Exercise aim:
Among the lines of this listing, determine how many contain the string "dann". Answer with the number only.

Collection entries

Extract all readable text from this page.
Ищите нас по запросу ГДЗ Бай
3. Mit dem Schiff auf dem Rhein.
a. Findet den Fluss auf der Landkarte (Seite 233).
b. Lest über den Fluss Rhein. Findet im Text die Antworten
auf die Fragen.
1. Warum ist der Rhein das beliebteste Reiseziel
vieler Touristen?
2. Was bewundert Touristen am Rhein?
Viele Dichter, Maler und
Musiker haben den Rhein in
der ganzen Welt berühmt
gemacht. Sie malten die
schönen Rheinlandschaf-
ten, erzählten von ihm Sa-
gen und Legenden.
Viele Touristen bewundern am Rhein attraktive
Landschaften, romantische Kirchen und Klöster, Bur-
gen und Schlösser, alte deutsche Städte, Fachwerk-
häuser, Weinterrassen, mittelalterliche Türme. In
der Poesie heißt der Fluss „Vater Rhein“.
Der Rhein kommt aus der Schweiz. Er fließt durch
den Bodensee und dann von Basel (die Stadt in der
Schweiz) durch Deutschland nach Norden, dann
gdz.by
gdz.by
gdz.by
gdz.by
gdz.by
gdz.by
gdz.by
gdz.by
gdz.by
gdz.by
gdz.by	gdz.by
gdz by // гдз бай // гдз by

In response:
2